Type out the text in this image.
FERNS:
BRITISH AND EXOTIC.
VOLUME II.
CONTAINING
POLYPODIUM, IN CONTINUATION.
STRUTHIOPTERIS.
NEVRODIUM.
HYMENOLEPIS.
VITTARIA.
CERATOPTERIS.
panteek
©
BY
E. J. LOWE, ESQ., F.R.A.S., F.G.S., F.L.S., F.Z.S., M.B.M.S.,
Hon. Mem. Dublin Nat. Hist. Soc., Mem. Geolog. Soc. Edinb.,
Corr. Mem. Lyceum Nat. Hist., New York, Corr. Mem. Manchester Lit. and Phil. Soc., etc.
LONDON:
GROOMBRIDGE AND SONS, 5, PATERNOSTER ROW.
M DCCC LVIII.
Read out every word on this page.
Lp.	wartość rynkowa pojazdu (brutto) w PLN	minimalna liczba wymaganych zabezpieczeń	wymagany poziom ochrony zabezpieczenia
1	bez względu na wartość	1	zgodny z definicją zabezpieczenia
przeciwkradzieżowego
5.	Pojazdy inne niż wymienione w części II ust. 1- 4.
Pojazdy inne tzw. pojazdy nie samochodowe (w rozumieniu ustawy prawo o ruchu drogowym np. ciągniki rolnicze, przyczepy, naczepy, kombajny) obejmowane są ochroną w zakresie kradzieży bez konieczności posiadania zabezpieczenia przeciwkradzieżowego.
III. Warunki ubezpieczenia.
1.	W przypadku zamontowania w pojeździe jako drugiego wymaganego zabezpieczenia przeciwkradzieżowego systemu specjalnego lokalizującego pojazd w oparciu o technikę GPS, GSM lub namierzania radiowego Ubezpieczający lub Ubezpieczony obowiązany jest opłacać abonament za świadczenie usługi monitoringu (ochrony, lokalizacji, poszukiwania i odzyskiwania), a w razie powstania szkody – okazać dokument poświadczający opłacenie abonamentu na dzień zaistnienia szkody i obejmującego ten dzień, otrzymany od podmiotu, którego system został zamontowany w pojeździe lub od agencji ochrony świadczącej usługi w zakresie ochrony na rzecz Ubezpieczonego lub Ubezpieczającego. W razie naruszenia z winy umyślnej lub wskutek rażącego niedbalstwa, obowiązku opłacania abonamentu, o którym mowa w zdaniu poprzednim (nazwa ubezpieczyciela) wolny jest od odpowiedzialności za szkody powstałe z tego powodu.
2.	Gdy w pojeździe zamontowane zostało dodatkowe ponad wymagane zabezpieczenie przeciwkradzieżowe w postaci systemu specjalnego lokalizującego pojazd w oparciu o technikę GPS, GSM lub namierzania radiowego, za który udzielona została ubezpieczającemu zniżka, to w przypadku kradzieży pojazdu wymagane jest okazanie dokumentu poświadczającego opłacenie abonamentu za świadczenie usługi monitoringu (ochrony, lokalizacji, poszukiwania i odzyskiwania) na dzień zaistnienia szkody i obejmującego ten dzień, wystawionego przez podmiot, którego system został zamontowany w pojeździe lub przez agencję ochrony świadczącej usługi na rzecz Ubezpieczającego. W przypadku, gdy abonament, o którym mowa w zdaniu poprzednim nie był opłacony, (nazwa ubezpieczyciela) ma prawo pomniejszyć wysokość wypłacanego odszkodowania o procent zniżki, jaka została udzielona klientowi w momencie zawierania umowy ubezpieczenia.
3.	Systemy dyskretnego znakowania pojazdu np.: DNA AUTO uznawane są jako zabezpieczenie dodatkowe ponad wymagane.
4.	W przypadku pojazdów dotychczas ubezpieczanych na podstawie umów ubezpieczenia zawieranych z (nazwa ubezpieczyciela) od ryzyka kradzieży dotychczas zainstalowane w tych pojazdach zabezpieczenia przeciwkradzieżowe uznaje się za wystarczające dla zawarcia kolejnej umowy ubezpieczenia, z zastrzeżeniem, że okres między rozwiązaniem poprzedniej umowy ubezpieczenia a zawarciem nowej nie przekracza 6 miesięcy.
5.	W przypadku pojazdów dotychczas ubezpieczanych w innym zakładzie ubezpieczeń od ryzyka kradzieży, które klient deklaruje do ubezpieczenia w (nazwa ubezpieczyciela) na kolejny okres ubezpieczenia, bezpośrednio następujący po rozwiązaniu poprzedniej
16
-.-.-
YOUR INSTRUCTIONS
Scan the data above; copy every line where "inne" appears.

FINAL RESULT
5.	Pojazdy inne niż wymienione w części II ust. 1- 4.
Pojazdy inne tzw. pojazdy nie samochodowe (w rozumieniu ustawy prawo o ruchu drogowym np. ciągniki rolnicze, przyczepy, naczepy, kombajny) obejmowane są ochroną w zakresie kradzieży bez konieczności posiadania zabezpieczenia przeciwkradzieżowego.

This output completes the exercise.